### WHAT TO WORK ON
Reply with one number: how many lines contain the word "JSON".
# START OF INFORMATION GIVEN
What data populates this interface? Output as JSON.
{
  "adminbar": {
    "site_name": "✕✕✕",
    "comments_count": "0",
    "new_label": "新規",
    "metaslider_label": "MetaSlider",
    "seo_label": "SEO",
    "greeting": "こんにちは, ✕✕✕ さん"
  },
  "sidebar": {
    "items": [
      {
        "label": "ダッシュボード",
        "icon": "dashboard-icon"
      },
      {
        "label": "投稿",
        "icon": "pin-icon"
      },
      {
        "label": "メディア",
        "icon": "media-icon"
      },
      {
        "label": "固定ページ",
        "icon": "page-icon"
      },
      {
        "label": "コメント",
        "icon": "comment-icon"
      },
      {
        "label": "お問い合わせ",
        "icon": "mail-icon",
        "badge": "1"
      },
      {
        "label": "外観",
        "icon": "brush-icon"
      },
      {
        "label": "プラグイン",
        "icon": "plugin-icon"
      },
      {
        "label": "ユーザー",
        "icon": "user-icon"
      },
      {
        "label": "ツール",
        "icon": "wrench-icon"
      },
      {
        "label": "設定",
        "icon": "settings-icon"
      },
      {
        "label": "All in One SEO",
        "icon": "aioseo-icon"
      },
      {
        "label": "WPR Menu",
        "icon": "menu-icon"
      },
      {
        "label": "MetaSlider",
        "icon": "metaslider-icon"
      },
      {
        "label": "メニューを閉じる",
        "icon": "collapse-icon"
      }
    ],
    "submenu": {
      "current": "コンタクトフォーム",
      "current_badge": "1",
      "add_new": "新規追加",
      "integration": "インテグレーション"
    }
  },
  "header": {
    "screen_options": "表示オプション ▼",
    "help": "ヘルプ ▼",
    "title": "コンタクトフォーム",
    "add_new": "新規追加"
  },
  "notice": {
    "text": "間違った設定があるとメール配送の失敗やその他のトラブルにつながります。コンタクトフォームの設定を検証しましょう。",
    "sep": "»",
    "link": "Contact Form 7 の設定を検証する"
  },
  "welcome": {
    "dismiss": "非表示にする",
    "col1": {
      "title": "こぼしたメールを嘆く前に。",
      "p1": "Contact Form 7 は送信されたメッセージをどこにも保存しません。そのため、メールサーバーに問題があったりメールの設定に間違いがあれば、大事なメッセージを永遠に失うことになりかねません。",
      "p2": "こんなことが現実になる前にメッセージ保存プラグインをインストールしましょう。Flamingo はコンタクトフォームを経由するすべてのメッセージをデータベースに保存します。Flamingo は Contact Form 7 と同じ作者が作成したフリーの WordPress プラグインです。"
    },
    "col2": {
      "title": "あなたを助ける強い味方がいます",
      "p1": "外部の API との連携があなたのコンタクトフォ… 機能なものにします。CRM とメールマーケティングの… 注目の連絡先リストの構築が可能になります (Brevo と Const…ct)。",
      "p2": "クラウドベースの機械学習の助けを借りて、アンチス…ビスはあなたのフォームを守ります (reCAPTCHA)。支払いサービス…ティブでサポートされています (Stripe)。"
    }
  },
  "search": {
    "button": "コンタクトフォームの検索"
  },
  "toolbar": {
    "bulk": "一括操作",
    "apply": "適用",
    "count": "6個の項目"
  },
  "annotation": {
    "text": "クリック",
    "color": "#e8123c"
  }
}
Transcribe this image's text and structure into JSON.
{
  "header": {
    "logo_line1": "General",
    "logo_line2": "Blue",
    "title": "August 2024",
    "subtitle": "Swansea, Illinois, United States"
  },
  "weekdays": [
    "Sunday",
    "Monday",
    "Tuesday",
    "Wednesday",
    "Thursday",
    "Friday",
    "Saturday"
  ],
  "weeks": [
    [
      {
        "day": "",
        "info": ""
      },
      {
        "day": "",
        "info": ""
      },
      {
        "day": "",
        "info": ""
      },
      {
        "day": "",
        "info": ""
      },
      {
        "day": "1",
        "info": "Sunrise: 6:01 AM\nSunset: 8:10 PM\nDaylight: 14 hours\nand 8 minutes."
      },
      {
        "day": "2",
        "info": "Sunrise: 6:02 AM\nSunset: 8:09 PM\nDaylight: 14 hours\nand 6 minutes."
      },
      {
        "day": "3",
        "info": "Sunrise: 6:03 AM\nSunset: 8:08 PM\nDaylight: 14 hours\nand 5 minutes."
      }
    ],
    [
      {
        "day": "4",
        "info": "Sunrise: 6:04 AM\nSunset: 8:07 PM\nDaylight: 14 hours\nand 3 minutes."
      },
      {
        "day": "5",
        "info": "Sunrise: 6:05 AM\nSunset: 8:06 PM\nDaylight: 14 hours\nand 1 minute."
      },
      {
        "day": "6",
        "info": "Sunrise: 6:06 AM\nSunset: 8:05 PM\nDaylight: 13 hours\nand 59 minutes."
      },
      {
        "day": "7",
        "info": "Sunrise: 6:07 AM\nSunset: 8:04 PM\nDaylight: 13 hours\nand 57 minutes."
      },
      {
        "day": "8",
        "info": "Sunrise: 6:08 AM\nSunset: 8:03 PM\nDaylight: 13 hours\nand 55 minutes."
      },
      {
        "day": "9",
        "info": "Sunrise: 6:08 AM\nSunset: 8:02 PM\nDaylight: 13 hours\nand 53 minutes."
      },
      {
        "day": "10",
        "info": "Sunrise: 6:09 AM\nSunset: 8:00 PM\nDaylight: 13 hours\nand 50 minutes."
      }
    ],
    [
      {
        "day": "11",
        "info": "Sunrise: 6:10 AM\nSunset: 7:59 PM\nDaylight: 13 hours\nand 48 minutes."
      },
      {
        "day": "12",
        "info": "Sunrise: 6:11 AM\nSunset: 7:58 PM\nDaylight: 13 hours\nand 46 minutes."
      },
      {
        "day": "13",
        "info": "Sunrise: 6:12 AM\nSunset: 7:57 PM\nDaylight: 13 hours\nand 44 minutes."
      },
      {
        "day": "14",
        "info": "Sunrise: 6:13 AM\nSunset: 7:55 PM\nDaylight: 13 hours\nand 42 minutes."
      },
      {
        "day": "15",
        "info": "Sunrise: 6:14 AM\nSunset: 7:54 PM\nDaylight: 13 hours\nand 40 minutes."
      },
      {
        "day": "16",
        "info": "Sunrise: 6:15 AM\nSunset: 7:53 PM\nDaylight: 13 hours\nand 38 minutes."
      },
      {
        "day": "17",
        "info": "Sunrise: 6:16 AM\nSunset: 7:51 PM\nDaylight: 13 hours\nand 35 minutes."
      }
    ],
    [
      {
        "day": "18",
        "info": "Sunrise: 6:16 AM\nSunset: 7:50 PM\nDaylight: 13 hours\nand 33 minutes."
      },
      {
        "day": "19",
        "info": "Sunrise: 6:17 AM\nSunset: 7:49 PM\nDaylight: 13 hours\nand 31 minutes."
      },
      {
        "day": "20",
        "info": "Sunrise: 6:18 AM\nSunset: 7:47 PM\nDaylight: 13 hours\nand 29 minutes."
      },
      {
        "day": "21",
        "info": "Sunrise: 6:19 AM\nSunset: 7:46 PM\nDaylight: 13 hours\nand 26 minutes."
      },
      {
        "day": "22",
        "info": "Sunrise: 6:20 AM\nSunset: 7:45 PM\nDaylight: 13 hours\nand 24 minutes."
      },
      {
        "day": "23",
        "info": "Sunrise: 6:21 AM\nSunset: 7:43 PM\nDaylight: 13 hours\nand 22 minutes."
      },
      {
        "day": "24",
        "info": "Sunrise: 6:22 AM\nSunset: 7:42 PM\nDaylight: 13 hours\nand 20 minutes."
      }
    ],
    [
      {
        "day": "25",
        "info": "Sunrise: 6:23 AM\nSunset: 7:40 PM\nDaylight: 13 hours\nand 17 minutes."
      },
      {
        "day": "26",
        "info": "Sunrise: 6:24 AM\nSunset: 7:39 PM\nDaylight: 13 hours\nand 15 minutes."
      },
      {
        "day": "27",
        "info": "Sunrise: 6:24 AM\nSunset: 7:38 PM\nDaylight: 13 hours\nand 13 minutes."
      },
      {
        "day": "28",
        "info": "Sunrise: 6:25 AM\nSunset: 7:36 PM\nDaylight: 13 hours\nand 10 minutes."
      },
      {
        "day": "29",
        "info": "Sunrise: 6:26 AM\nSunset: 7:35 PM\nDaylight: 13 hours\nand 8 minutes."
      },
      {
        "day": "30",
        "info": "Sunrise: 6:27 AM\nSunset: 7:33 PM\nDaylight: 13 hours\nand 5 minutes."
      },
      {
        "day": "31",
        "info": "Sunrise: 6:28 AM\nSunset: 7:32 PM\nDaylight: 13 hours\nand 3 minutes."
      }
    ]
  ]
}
# END OF INFORMATION GIVEN
### ANSWER
2